- Request
In the copy, keep every record exact and leave out all images.

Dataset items
= = = = =

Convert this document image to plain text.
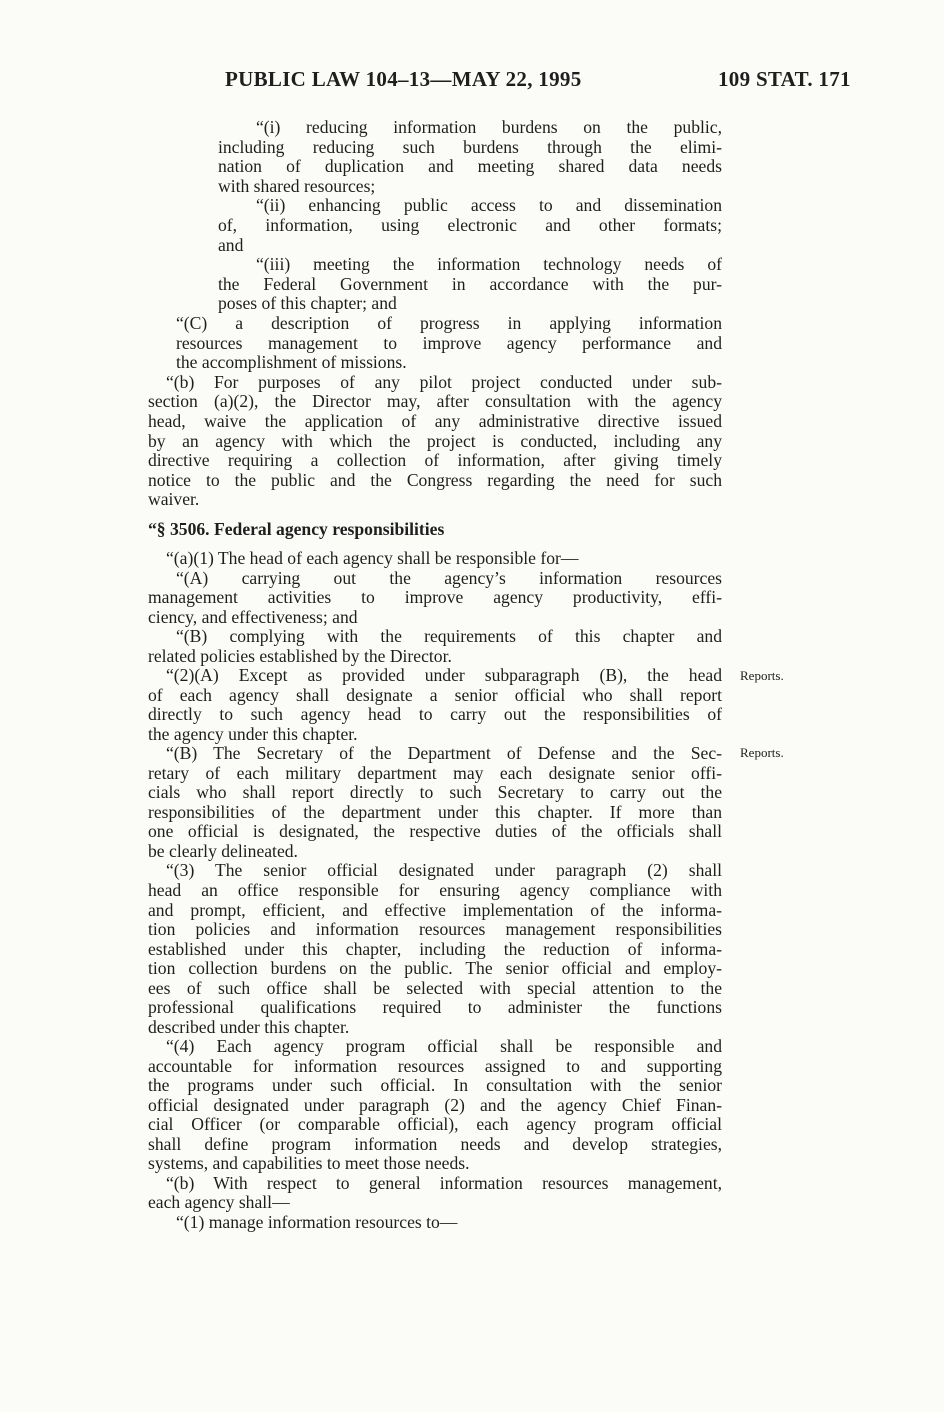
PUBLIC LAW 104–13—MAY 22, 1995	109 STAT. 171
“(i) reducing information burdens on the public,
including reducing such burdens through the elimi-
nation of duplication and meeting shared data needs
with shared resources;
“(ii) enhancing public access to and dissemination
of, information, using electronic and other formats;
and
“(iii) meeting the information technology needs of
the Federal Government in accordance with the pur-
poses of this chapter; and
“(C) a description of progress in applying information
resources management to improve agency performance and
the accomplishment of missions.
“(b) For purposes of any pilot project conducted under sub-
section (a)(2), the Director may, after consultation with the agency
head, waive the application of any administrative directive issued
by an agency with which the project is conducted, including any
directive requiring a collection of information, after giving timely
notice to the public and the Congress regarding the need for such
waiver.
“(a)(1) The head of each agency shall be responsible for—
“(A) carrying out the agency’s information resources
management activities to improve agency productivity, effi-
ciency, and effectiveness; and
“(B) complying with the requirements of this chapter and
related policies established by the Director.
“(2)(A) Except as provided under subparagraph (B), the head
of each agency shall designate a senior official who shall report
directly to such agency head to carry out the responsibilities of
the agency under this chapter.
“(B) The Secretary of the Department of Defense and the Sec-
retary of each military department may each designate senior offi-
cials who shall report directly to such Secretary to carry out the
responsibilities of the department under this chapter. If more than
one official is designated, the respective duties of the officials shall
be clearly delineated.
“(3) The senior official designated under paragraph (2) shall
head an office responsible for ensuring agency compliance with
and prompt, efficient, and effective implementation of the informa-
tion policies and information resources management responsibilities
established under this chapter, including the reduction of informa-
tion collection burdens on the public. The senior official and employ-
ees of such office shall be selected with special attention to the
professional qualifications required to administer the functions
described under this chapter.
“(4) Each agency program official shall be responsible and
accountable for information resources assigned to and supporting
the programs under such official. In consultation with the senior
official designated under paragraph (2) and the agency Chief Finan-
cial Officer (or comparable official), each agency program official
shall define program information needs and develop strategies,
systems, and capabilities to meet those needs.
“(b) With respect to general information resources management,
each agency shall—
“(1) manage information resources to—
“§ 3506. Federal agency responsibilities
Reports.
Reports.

= = = = =

- Answer for this exercise
Convert this document image to plain text.
PUBLIC LAW 104–13—MAY 22, 1995	109 STAT. 171
“(i) reducing information burdens on the public,
including reducing such burdens through the elimi-
nation of duplication and meeting shared data needs
with shared resources;
“(ii) enhancing public access to and dissemination
of, information, using electronic and other formats;
and
“(iii) meeting the information technology needs of
the Federal Government in accordance with the pur-
poses of this chapter; and
“(C) a description of progress in applying information
resources management to improve agency performance and
the accomplishment of missions.
“(b) For purposes of any pilot project conducted under sub-
section (a)(2), the Director may, after consultation with the agency
head, waive the application of any administrative directive issued
by an agency with which the project is conducted, including any
directive requiring a collection of information, after giving timely
notice to the public and the Congress regarding the need for such
waiver.
“(a)(1) The head of each agency shall be responsible for—
“(A) carrying out the agency’s information resources
management activities to improve agency productivity, effi-
ciency, and effectiveness; and
“(B) complying with the requirements of this chapter and
related policies established by the Director.
“(2)(A) Except as provided under subparagraph (B), the head
of each agency shall designate a senior official who shall report
directly to such agency head to carry out the responsibilities of
the agency under this chapter.
“(B) The Secretary of the Department of Defense and the Sec-
retary of each military department may each designate senior offi-
cials who shall report directly to such Secretary to carry out the
responsibilities of the department under this chapter. If more than
one official is designated, the respective duties of the officials shall
be clearly delineated.
“(3) The senior official designated under paragraph (2) shall
head an office responsible for ensuring agency compliance with
and prompt, efficient, and effective implementation of the informa-
tion policies and information resources management responsibilities
established under this chapter, including the reduction of informa-
tion collection burdens on the public. The senior official and employ-
ees of such office shall be selected with special attention to the
professional qualifications required to administer the functions
described under this chapter.
“(4) Each agency program official shall be responsible and
accountable for information resources assigned to and supporting
the programs under such official. In consultation with the senior
official designated under paragraph (2) and the agency Chief Finan-
cial Officer (or comparable official), each agency program official
shall define program information needs and develop strategies,
systems, and capabilities to meet those needs.
“(b) With respect to general information resources management,
each agency shall—
“(1) manage information resources to—
“§ 3506. Federal agency responsibilities
Reports.
Reports.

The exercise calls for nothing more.